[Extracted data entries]
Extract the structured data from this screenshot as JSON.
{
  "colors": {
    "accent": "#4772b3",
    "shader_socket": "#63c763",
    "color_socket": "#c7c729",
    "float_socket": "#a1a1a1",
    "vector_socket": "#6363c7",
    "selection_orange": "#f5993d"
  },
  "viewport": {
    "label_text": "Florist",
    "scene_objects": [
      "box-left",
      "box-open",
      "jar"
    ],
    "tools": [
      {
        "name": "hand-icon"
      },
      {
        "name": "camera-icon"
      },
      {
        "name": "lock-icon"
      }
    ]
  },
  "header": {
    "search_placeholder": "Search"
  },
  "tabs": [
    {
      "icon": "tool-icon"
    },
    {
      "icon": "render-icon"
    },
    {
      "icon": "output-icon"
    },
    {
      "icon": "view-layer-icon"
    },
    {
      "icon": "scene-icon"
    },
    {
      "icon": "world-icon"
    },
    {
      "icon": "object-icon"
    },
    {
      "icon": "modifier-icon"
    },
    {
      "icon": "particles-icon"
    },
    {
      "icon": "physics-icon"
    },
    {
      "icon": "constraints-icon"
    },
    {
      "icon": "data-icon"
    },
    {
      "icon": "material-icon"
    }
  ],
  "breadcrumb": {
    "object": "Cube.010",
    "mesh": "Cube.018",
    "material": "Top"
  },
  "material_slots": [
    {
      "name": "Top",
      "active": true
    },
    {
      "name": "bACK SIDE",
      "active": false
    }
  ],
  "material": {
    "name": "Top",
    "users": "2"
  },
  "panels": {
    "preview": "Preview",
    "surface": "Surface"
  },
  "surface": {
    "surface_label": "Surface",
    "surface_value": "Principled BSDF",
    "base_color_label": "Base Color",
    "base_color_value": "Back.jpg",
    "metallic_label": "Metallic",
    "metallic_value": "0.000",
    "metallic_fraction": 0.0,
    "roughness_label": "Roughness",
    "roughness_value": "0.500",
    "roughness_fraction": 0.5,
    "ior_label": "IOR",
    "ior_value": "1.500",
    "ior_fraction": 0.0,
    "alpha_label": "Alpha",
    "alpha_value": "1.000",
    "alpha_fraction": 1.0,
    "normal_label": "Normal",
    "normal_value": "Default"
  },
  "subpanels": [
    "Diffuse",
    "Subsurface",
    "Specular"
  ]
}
==
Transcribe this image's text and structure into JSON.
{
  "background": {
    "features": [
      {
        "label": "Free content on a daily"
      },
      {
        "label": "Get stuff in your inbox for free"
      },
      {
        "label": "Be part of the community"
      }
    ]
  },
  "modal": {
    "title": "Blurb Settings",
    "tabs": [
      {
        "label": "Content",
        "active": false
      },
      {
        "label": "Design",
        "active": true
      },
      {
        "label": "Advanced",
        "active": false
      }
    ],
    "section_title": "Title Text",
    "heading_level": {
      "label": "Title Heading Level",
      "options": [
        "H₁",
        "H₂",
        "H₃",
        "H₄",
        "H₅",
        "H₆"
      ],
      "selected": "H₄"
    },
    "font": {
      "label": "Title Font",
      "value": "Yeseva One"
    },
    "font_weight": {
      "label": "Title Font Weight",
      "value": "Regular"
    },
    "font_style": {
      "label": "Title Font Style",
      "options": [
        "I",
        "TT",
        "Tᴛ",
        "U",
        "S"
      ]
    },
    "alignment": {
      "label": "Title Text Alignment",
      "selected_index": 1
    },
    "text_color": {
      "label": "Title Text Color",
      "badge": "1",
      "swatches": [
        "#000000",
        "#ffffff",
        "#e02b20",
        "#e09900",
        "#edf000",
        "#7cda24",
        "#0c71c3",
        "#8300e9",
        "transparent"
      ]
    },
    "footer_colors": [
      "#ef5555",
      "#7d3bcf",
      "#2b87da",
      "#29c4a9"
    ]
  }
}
...
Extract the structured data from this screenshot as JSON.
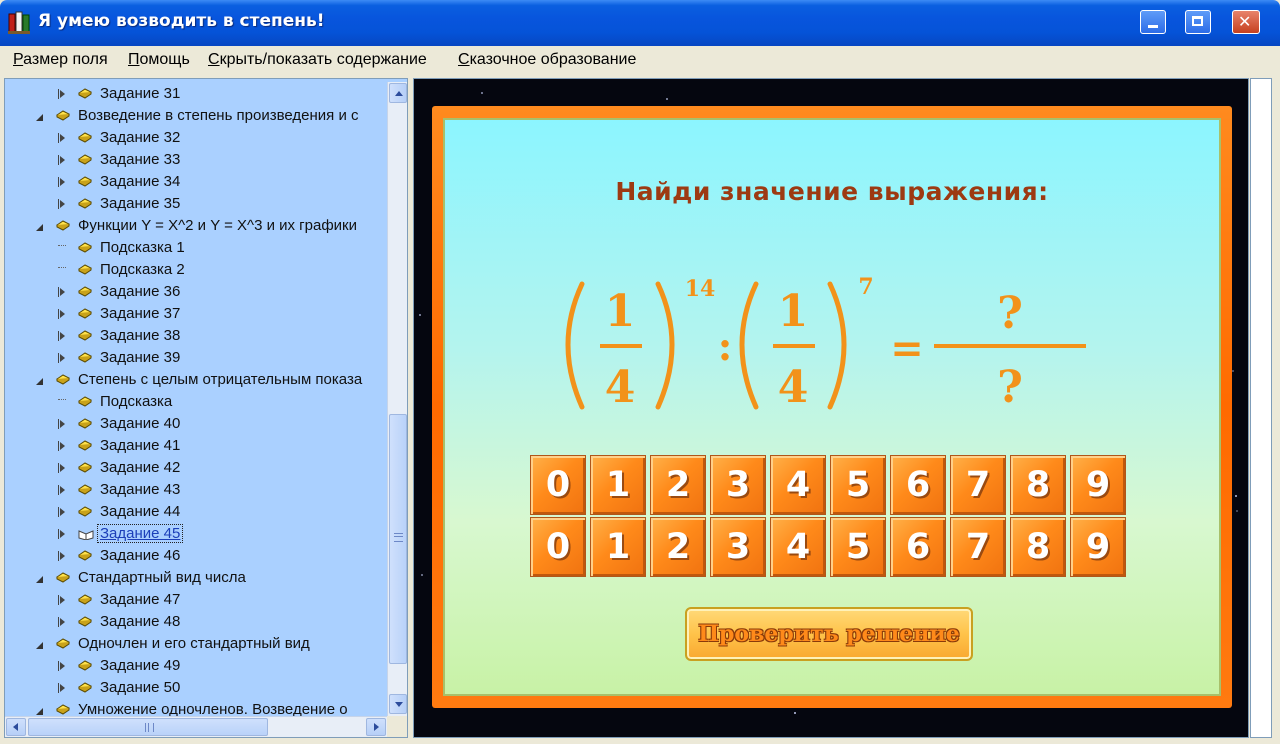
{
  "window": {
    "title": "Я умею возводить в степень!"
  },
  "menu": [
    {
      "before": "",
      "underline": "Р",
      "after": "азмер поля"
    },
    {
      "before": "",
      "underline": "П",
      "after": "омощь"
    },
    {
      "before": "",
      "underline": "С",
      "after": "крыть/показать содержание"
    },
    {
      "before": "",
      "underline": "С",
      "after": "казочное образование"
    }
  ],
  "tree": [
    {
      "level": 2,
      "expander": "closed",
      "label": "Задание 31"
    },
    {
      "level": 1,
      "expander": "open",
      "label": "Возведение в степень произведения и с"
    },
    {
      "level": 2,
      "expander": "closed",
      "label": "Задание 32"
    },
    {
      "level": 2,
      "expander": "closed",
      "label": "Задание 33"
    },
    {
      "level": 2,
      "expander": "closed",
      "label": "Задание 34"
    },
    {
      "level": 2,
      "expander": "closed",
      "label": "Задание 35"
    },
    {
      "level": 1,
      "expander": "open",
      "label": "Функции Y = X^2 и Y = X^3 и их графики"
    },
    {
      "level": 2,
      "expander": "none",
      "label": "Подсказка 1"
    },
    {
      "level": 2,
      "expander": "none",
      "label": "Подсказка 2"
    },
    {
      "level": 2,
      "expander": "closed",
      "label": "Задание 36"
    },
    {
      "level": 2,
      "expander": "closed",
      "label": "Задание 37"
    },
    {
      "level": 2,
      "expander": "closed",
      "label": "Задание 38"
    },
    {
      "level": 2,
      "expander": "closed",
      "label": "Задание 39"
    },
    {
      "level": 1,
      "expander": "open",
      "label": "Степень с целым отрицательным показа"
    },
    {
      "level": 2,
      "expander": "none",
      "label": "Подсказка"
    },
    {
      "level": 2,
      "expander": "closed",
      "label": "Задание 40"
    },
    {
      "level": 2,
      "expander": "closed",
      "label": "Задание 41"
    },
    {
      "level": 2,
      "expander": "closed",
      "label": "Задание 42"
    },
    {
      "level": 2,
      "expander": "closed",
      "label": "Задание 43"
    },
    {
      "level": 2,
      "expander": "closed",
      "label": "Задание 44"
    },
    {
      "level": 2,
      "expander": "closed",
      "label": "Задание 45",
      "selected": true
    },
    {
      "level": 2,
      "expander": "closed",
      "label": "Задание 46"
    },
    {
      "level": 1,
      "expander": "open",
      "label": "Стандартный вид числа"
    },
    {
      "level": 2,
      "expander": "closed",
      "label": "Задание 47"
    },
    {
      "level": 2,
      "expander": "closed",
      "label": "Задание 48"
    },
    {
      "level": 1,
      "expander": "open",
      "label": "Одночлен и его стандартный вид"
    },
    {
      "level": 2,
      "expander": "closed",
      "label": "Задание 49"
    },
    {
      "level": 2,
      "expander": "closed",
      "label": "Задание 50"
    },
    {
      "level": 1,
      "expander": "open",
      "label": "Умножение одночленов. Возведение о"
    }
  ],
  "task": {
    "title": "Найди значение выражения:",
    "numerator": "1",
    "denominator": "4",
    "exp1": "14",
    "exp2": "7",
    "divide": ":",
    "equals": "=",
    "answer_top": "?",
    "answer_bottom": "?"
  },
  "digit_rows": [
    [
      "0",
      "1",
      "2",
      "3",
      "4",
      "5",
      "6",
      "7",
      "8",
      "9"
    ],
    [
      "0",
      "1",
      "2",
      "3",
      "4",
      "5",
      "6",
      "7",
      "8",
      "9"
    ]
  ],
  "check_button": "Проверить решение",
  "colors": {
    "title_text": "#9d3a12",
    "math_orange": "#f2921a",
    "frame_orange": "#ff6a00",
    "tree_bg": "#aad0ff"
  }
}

**GOAL OF THE EXERCISE**
Scan the listing above and copy all lines containing the word "after".

**WORKED ANSWER**
      "after": "азмер поля"
      "after": "омощь"
      "after": "крыть/показать содержание"
      "after": "казочное образование"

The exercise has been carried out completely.